Print the listing below in its entirety, character for character.

-- SUPPLIED MATERIAL start --

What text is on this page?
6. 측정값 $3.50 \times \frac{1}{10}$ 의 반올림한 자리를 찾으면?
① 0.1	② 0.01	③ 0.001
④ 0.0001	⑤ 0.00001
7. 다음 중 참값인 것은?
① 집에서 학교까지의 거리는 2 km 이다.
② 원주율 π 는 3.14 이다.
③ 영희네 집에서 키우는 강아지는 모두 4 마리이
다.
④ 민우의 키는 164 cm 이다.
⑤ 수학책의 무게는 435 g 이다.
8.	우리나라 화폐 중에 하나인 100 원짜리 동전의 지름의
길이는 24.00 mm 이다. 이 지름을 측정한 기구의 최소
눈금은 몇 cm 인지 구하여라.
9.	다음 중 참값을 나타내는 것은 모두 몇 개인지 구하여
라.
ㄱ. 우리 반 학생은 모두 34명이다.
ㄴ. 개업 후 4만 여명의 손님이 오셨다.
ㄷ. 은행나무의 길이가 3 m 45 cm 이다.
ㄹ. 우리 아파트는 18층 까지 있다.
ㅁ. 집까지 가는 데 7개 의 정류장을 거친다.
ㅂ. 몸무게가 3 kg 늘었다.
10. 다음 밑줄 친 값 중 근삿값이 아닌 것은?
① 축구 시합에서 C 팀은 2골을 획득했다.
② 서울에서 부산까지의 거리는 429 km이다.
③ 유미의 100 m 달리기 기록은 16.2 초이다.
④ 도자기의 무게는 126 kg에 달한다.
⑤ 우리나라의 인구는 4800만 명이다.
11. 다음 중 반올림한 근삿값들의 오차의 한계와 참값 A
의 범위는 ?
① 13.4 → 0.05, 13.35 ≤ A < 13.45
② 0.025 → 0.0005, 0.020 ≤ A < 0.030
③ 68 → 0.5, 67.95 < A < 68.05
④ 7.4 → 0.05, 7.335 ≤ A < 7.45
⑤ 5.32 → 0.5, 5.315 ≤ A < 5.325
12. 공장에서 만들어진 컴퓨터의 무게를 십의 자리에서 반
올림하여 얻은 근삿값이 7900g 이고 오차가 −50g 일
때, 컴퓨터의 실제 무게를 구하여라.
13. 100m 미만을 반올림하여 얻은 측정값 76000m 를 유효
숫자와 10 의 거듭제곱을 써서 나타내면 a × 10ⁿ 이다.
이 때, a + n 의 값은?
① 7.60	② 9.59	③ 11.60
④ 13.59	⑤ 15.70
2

-- SUPPLIED MATERIAL end --

→ RESULT OF THIS TASK:
What text is on this page?
6. 측정값 $3.50 \times \frac{1}{10}$ 의 반올림한 자리를 찾으면?
① 0.1	② 0.01	③ 0.001
④ 0.0001	⑤ 0.00001
7. 다음 중 참값인 것은?
① 집에서 학교까지의 거리는 2 km 이다.
② 원주율 π 는 3.14 이다.
③ 영희네 집에서 키우는 강아지는 모두 4 마리이
다.
④ 민우의 키는 164 cm 이다.
⑤ 수학책의 무게는 435 g 이다.
8.	우리나라 화폐 중에 하나인 100 원짜리 동전의 지름의
길이는 24.00 mm 이다. 이 지름을 측정한 기구의 최소
눈금은 몇 cm 인지 구하여라.
9.	다음 중 참값을 나타내는 것은 모두 몇 개인지 구하여
라.
ㄱ. 우리 반 학생은 모두 34명이다.
ㄴ. 개업 후 4만 여명의 손님이 오셨다.
ㄷ. 은행나무의 길이가 3 m 45 cm 이다.
ㄹ. 우리 아파트는 18층 까지 있다.
ㅁ. 집까지 가는 데 7개 의 정류장을 거친다.
ㅂ. 몸무게가 3 kg 늘었다.
10. 다음 밑줄 친 값 중 근삿값이 아닌 것은?
① 축구 시합에서 C 팀은 2골을 획득했다.
② 서울에서 부산까지의 거리는 429 km이다.
③ 유미의 100 m 달리기 기록은 16.2 초이다.
④ 도자기의 무게는 126 kg에 달한다.
⑤ 우리나라의 인구는 4800만 명이다.
11. 다음 중 반올림한 근삿값들의 오차의 한계와 참값 A
의 범위는 ?
① 13.4 → 0.05, 13.35 ≤ A < 13.45
② 0.025 → 0.0005, 0.020 ≤ A < 0.030
③ 68 → 0.5, 67.95 < A < 68.05
④ 7.4 → 0.05, 7.335 ≤ A < 7.45
⑤ 5.32 → 0.5, 5.315 ≤ A < 5.325
12. 공장에서 만들어진 컴퓨터의 무게를 십의 자리에서 반
올림하여 얻은 근삿값이 7900g 이고 오차가 −50g 일
때, 컴퓨터의 실제 무게를 구하여라.
13. 100m 미만을 반올림하여 얻은 측정값 76000m 를 유효
숫자와 10 의 거듭제곱을 써서 나타내면 a × 10ⁿ 이다.
이 때, a + n 의 값은?
① 7.60	② 9.59	③ 11.60
④ 13.59	⑤ 15.70
2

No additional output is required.